Given entries:
———
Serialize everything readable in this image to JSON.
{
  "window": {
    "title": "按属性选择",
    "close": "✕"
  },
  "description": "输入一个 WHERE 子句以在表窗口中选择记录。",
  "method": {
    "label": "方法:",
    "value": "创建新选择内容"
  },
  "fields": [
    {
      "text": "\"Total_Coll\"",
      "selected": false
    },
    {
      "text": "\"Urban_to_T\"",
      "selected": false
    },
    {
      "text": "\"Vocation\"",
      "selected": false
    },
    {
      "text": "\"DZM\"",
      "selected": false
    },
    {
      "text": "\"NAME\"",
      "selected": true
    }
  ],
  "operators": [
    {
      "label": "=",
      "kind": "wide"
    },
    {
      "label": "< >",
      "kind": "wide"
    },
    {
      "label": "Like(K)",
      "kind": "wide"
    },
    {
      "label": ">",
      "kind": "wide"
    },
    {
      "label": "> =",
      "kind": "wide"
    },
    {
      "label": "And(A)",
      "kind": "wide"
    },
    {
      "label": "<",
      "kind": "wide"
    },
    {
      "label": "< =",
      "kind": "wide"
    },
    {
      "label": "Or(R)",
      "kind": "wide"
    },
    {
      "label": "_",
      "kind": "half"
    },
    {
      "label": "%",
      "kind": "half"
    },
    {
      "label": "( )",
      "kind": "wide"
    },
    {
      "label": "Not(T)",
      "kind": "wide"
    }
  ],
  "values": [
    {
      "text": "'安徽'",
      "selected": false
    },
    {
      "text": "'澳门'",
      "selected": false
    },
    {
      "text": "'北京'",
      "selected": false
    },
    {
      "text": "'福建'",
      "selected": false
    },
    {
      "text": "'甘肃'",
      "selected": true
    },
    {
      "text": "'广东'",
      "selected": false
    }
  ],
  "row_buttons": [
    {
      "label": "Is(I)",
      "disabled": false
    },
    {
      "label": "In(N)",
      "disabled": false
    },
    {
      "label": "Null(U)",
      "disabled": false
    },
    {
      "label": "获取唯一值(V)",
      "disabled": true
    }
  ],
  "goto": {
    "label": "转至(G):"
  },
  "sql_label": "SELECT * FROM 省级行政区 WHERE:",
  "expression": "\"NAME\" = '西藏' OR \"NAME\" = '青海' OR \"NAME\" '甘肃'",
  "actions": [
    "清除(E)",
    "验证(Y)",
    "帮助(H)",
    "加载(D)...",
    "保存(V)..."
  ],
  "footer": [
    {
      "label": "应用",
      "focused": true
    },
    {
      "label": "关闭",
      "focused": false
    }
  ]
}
———
Directions for this task:
Determine how many lines of the material include the string "WHERE". Output only that count.

Response below:
2